_Instruction_
Reproduce the rows from the start of the rows through the line containing "progress-bar — [1131, 399, 1386, 404]", swapping "medal-icon" for "award-icon" and leaving everything else unchanged.

_Source material_
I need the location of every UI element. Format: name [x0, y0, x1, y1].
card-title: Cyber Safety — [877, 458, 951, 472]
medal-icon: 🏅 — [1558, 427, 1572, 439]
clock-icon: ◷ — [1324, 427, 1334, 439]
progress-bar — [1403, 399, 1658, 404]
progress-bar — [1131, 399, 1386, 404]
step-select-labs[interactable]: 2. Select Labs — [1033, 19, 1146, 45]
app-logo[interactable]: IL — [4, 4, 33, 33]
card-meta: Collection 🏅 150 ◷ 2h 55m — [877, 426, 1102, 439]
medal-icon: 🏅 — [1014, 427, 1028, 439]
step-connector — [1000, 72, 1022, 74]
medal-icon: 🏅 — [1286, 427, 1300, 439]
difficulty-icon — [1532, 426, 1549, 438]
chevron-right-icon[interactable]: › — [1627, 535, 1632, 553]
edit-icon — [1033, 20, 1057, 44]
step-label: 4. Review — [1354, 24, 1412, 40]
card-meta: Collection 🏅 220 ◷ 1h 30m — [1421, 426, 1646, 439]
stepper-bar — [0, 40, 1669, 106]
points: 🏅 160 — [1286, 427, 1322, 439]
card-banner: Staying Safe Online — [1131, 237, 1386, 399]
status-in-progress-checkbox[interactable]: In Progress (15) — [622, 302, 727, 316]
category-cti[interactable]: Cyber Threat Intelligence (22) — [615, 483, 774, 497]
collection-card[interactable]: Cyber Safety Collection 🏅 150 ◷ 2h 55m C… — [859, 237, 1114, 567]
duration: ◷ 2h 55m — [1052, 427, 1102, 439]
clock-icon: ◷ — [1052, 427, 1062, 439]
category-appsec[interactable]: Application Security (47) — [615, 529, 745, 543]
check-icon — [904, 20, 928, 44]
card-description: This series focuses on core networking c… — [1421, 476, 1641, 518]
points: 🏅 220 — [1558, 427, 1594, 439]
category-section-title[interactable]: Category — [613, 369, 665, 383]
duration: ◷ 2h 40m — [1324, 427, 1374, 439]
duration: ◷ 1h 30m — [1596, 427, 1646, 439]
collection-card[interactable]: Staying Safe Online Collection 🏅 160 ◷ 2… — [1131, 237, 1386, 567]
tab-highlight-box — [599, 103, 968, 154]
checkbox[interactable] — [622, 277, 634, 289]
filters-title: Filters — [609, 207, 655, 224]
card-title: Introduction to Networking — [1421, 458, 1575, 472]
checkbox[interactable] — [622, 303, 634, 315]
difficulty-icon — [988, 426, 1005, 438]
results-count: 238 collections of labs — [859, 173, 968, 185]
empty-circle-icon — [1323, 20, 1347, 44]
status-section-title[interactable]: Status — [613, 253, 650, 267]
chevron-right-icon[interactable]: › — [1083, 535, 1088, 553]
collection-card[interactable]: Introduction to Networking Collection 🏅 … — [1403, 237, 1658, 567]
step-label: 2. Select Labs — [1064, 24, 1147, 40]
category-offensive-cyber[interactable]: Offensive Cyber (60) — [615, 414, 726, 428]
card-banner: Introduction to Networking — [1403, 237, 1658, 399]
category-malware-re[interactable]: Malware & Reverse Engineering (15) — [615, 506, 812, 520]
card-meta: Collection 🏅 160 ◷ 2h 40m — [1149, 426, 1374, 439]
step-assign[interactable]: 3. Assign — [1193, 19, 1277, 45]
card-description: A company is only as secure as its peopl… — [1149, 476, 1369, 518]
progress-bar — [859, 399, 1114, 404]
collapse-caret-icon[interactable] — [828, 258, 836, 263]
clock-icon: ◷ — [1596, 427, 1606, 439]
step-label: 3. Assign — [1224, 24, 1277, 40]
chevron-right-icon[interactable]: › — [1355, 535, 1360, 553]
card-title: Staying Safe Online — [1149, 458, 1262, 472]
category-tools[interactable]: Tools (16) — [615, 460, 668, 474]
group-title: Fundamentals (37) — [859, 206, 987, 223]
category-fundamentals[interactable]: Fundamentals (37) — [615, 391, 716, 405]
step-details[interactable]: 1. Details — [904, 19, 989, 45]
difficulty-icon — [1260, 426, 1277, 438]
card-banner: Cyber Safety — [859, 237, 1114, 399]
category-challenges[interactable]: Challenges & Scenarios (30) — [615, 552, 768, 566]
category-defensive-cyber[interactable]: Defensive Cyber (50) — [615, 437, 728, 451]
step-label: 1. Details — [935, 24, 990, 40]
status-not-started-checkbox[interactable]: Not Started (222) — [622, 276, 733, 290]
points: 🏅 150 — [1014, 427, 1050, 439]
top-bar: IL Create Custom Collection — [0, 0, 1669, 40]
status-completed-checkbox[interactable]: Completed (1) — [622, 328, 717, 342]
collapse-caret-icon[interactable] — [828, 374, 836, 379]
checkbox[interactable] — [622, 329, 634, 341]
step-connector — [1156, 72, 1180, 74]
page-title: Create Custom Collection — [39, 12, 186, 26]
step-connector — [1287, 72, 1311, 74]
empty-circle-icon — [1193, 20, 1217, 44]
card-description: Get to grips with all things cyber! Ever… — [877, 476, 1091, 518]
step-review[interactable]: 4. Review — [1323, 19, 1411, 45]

_Written reply_
I need the location of every UI element. Format: name [x0, y0, x1, y1].
card-title: Cyber Safety — [877, 458, 951, 472]
award-icon: 🏅 — [1558, 427, 1572, 439]
clock-icon: ◷ — [1324, 427, 1334, 439]
progress-bar — [1403, 399, 1658, 404]
progress-bar — [1131, 399, 1386, 404]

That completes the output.